** BEGIN **

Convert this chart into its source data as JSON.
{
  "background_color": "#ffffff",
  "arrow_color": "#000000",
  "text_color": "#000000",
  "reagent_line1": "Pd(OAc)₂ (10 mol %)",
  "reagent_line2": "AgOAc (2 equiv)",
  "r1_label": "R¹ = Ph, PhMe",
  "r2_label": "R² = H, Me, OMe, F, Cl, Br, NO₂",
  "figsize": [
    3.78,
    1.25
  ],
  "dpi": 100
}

** END **
** BEGIN **

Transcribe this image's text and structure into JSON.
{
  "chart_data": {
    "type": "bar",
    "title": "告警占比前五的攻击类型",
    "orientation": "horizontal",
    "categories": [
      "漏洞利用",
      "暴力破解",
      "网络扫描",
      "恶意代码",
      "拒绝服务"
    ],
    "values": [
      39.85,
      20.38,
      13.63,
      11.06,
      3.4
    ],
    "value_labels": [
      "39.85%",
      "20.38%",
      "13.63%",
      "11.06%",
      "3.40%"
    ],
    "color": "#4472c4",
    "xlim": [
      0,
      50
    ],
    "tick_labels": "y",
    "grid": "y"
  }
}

** END **
** BEGIN **

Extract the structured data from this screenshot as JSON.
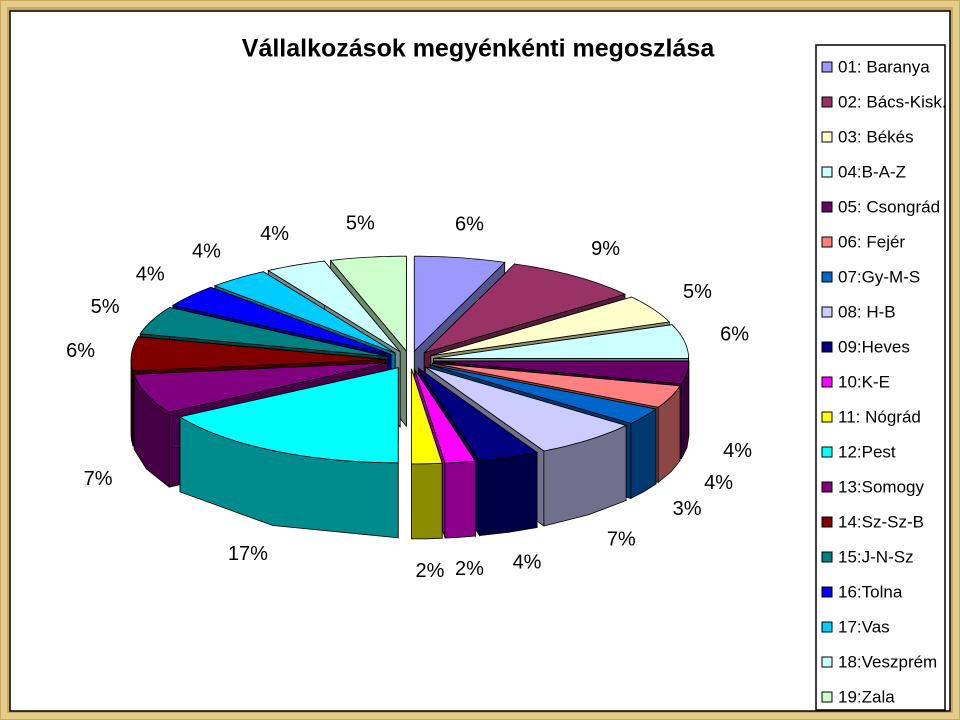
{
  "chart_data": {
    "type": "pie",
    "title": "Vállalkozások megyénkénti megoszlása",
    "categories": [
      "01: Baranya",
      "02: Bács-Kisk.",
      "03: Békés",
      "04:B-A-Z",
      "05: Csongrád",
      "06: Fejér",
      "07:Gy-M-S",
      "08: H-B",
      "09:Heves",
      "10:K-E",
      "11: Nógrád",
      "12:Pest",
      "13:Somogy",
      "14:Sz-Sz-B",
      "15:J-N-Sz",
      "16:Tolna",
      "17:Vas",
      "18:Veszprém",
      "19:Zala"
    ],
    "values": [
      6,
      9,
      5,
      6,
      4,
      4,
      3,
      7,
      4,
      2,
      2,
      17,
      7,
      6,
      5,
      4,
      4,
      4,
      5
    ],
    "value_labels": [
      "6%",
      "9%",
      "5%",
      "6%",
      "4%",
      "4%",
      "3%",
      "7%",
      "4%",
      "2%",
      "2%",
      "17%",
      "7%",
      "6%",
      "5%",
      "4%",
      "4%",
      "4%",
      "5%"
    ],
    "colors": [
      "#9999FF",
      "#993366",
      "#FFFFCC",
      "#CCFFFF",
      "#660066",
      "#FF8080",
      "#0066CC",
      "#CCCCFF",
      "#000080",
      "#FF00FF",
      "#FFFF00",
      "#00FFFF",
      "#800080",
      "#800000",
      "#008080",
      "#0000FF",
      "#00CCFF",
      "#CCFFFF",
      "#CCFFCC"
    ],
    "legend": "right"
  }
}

** END **

Say how many lines in the records contain the string "title", and say nothing else.

2